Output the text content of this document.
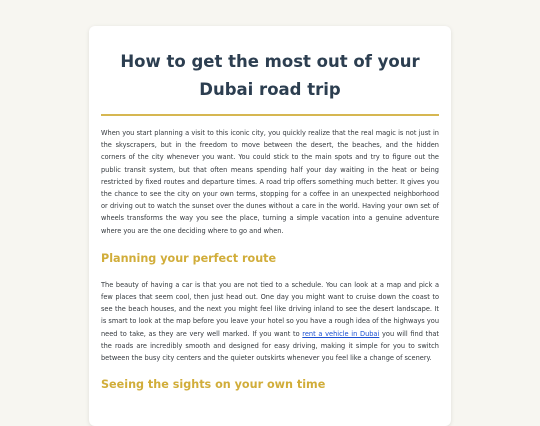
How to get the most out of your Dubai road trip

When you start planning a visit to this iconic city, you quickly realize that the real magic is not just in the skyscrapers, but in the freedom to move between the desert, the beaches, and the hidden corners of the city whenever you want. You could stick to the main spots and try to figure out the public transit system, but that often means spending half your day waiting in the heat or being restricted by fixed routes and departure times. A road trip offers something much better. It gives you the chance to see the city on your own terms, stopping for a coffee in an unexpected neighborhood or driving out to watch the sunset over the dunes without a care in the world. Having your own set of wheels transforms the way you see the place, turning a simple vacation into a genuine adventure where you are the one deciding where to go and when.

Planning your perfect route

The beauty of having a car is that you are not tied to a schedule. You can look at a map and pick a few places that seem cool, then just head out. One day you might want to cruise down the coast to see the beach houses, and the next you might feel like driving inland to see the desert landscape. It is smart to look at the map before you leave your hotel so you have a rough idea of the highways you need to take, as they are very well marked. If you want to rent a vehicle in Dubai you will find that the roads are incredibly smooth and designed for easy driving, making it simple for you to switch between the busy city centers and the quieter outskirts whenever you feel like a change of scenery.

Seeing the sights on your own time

+++

#### [Task]
Check each line above for the string "this" and report how many lines have it, giving only the number.

#### [Task output]
2